• [THE PROBLEM] Reproduce the data below line for line without alteration, omitting any picture.

start MATERIAL FOR THIS TASK

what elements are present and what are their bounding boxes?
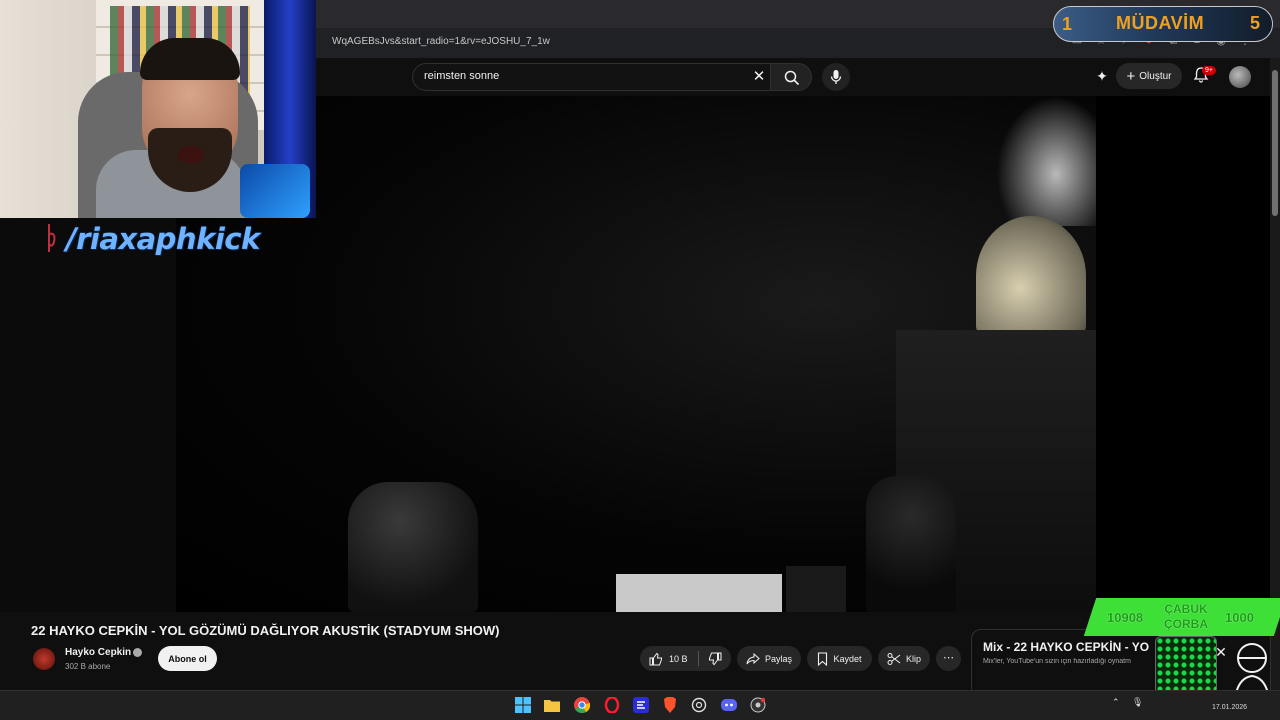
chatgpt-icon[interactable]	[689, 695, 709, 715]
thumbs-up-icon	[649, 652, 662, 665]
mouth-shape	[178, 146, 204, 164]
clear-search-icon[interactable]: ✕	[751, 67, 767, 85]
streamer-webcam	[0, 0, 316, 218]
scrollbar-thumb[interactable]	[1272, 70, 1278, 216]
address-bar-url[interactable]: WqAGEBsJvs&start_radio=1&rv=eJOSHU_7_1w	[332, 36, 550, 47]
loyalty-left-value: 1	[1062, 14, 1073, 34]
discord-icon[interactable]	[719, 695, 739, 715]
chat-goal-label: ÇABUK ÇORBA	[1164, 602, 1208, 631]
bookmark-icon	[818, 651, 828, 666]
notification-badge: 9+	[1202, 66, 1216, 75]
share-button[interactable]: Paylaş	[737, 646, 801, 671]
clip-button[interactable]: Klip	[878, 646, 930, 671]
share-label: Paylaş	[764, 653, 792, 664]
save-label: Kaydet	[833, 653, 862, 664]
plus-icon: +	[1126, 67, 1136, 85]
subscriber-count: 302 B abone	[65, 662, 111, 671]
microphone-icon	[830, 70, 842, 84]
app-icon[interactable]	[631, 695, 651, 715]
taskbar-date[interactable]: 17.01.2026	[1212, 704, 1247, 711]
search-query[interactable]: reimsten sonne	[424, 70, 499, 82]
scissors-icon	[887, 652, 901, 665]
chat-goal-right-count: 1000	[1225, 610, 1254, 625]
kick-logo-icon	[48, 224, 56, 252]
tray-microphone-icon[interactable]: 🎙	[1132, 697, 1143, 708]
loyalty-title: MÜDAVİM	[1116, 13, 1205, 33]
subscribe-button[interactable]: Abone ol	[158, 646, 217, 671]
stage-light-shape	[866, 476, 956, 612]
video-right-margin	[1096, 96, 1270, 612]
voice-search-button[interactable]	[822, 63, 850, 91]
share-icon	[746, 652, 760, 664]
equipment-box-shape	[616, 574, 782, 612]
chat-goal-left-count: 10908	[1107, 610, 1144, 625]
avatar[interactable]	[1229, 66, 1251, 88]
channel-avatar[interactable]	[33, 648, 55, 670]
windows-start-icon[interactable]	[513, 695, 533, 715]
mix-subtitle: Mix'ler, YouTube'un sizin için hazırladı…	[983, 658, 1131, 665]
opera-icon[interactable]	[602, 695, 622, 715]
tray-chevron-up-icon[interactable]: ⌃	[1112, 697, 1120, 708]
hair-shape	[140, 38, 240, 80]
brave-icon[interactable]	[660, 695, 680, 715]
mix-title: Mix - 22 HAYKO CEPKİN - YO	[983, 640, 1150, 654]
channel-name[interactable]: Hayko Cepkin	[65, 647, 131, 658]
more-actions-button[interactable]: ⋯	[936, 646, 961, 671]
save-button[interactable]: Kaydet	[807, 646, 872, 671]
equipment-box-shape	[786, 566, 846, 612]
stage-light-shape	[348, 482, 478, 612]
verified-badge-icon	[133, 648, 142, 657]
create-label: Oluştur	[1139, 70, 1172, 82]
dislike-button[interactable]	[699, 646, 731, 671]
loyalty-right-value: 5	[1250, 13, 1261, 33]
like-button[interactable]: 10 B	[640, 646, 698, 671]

end MATERIAL FOR THIS TASK

• [EXERCISE OUTPUT]
what elements are present and what are their bounding boxes?
chatgpt-icon[interactable]	[689, 695, 709, 715]
thumbs-up-icon	[649, 652, 662, 665]
mouth-shape	[178, 146, 204, 164]
clear-search-icon[interactable]: ✕	[751, 67, 767, 85]
streamer-webcam	[0, 0, 316, 218]
scrollbar-thumb[interactable]	[1272, 70, 1278, 216]
address-bar-url[interactable]: WqAGEBsJvs&start_radio=1&rv=eJOSHU_7_1w	[332, 36, 550, 47]
loyalty-left-value: 1	[1062, 14, 1073, 34]
discord-icon[interactable]	[719, 695, 739, 715]
chat-goal-label: ÇABUK ÇORBA	[1164, 602, 1208, 631]
bookmark-icon	[818, 651, 828, 666]
notification-badge: 9+	[1202, 66, 1216, 75]
share-button[interactable]: Paylaş	[737, 646, 801, 671]
clip-button[interactable]: Klip	[878, 646, 930, 671]
share-label: Paylaş	[764, 653, 792, 664]
save-label: Kaydet	[833, 653, 862, 664]
plus-icon: +	[1126, 67, 1136, 85]
subscriber-count: 302 B abone	[65, 662, 111, 671]
microphone-icon	[830, 70, 842, 84]
app-icon[interactable]	[631, 695, 651, 715]
taskbar-date[interactable]: 17.01.2026	[1212, 704, 1247, 711]
search-query[interactable]: reimsten sonne	[424, 70, 499, 82]
scissors-icon	[887, 652, 901, 665]
chat-goal-right-count: 1000	[1225, 610, 1254, 625]
kick-logo-icon	[48, 224, 56, 252]
tray-microphone-icon[interactable]: 🎙	[1132, 697, 1143, 708]
loyalty-title: MÜDAVİM	[1116, 13, 1205, 33]
subscribe-button[interactable]: Abone ol	[158, 646, 217, 671]
stage-light-shape	[866, 476, 956, 612]
video-right-margin	[1096, 96, 1270, 612]
voice-search-button[interactable]	[822, 63, 850, 91]
share-icon	[746, 652, 760, 664]
equipment-box-shape	[616, 574, 782, 612]
chat-goal-left-count: 10908	[1107, 610, 1144, 625]
avatar[interactable]	[1229, 66, 1251, 88]
channel-avatar[interactable]	[33, 648, 55, 670]
windows-start-icon[interactable]	[513, 695, 533, 715]
mix-subtitle: Mix'ler, YouTube'un sizin için hazırladı…	[983, 658, 1131, 665]
opera-icon[interactable]	[602, 695, 622, 715]
tray-chevron-up-icon[interactable]: ⌃	[1112, 697, 1120, 708]
hair-shape	[140, 38, 240, 80]
brave-icon[interactable]	[660, 695, 680, 715]
mix-title: Mix - 22 HAYKO CEPKİN - YO	[983, 640, 1150, 654]
channel-name[interactable]: Hayko Cepkin	[65, 647, 131, 658]
more-actions-button[interactable]: ⋯	[936, 646, 961, 671]
save-button[interactable]: Kaydet	[807, 646, 872, 671]
equipment-box-shape	[786, 566, 846, 612]
stage-light-shape	[348, 482, 478, 612]
verified-badge-icon	[133, 648, 142, 657]
create-label: Oluştur	[1139, 70, 1172, 82]
dislike-button[interactable]	[699, 646, 731, 671]
loyalty-right-value: 5	[1250, 13, 1261, 33]
like-button[interactable]: 10 B	[640, 646, 698, 671]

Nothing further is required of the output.